BBC Finally Releases Awkward FOI Response About Damage Limitation

It turns out we were right.

Information finally released by the BBC confirms that its arse did go into the spasm the moment it realised that some half wit, who is probably reading this right now, had inadvertently publicised vast swathes of its TV Licensing secrets.

The aforementioned half wit now faces hours of retraining on "the safe redaction of documents and the use of Adobe redaction software". There's nothing like closing the stable door after the horse has bolted.

The BBC went into immediate damage limitation mode and started to anticipate awkward questions the media might pose in the wake of its recent Freedom of Information blunder. For convenience you can view the BBC's rehearsed responses to those questions here.

In scenes reminiscent of a Points Of View complaint, the BBC is apparently less concerned about its own incompetent cock-up and more concerned about the fact that someone (the TV Licensing Blog and others) has dared to notice and mention it.

################

→ TASKS TO COMPLETE:
A) Answer these from the BBC FOI post:
(i) What is the retraining that the half wit now faces about?
(ii) What mode did the BBC go into right away?
(iii) Who does the post say dared to notice and mention the blunder?
B) Using the BBC FOI post, explain in one to three sentences why the BBC started to anticipate awkward questions from the media.
C) In the BBC FOI post, rewrite the part that opens with the words containing "In scenes reminiscent" and closes with "and mention it.", changing "cock-up" to "blunder".
Rely solely on the BBC FOI post for your answers.

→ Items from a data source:
################

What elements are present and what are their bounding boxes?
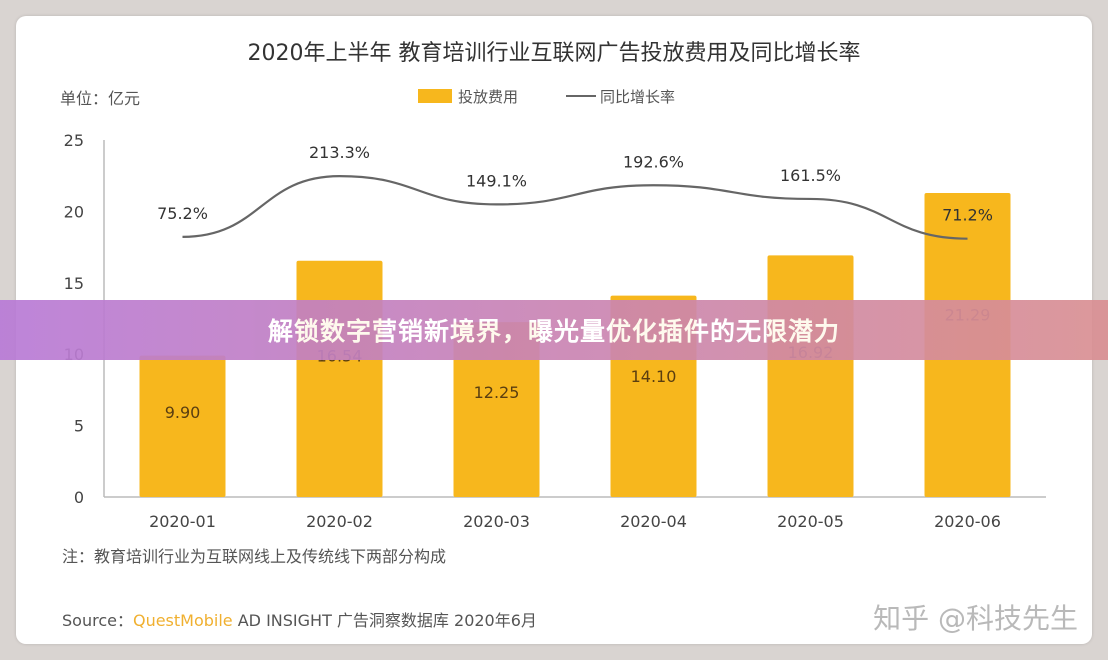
watermark-credit: 知乎 @科技先生 [873, 602, 1078, 635]
growth-rate-label: 161.5% [780, 166, 841, 185]
x-tick-label: 2020-06 [934, 512, 1001, 531]
growth-rate-line [182, 175, 968, 240]
source-rest: AD INSIGHT 广告洞察数据库 2020年6月 [232, 611, 537, 630]
source-line: Source：QuestMobile AD INSIGHT 广告洞察数据库 20… [62, 607, 537, 631]
growth-rate-label: 75.2% [157, 204, 208, 223]
footnote: 注：教育培训行业为互联网线上及传统线下两部分构成 [62, 547, 447, 566]
growth-rate-label: 213.3% [309, 143, 370, 162]
bar-value-label: 14.10 [631, 367, 677, 386]
growth-rate-label: 149.1% [466, 171, 527, 190]
legend-bar-label: 投放费用 [458, 88, 518, 106]
bar-2020-01 [139, 355, 226, 497]
y-tick-label: 20 [64, 202, 84, 221]
bar-2020-05 [767, 255, 854, 497]
legend-bar-swatch [418, 89, 452, 103]
legend: 投放费用 同比增长率 [418, 88, 675, 106]
y-tick-label: 0 [74, 488, 84, 507]
growth-rate-labels: 75.2% 213.3% 149.1% 192.6% 161.5% 71.2% [157, 143, 993, 225]
x-tick-label: 2020-05 [777, 512, 844, 531]
legend-line-label: 同比增长率 [600, 88, 675, 106]
y-tick-label: 5 [74, 417, 84, 436]
source-prefix: Source： [62, 611, 133, 630]
bar-2020-02 [296, 260, 383, 497]
growth-rate-label: 71.2% [942, 206, 993, 225]
x-tick-label: 2020-02 [306, 512, 373, 531]
source-brand: QuestMobile [132, 611, 233, 630]
promo-banner: 解锁数字营销新境界，曝光量优化插件的无限潜力 [0, 300, 1108, 360]
growth-rate-label: 192.6% [623, 152, 684, 171]
x-tick-label: 2020-01 [149, 512, 216, 531]
bar-value-label: 12.25 [474, 383, 520, 402]
bar-value-label: 9.90 [165, 403, 201, 422]
y-tick-label: 25 [64, 131, 84, 150]
x-tick-label: 2020-03 [463, 512, 530, 531]
x-tick-label: 2020-04 [620, 512, 687, 531]
bar-2020-03 [453, 322, 540, 497]
y-tick-label: 15 [64, 274, 84, 293]
chart-title: 2020年上半年 教育培训行业互联网广告投放费用及同比增长率 [248, 41, 861, 66]
unit-label: 单位：亿元 [60, 89, 140, 108]
x-axis-ticks: 2020-01 2020-02 2020-03 2020-04 2020-05 2020-… [149, 512, 1001, 531]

################

→ RESULTS OF THE EXERCISE:
A)
(i) The safe redaction of documents and the use of Adobe redaction software.
(ii) Immediate damage limitation mode.
(iii) The TV Licensing Blog and others.

B) The BBC began anticipating the awkward questions because of its recent Freedom of Information blunder. The post describes that blunder as someone inadvertently publicizing vast swathes of its TV Licensing secrets.

C)
In scenes reminiscent of a Points Of View complaint, the BBC is apparently less concerned about its own incompetent blunder and more concerned about the fact that someone (the TV Licensing Blog and others) has dared to notice and mention it.